• THE TASK:
Output every entry exactly as written.

---------- AVAILABLE DATA

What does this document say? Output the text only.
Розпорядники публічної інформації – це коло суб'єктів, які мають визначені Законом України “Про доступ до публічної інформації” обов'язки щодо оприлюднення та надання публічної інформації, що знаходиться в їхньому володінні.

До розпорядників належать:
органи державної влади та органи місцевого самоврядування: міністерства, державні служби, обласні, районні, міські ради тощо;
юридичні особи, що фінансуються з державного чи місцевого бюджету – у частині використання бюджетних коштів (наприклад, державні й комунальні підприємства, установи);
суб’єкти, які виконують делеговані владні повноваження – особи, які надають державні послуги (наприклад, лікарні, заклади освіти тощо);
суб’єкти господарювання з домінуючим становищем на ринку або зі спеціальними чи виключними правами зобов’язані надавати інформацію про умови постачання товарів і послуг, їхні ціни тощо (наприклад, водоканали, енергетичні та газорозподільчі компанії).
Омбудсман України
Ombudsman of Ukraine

--------------------

• SOLUTION TO THIS PROBLEM:
What does this document say? Output the text only.
Розпорядники публічної інформації – це коло суб'єктів, які мають визначені Законом України “Про доступ до публічної інформації” обов'язки щодо оприлюднення та надання публічної інформації, що знаходиться в їхньому володінні.

До розпорядників належать:
органи державної влади та органи місцевого самоврядування: міністерства, державні служби, обласні, районні, міські ради тощо;
юридичні особи, що фінансуються з державного чи місцевого бюджету – у частині використання бюджетних коштів (наприклад, державні й комунальні підприємства, установи);
суб’єкти, які виконують делеговані владні повноваження – особи, які надають державні послуги (наприклад, лікарні, заклади освіти тощо);
суб’єкти господарювання з домінуючим становищем на ринку або зі спеціальними чи виключними правами зобов’язані надавати інформацію про умови постачання товарів і послуг, їхні ціни тощо (наприклад, водоканали, енергетичні та газорозподільчі компанії).
Омбудсман України
Ombudsman of Ukraine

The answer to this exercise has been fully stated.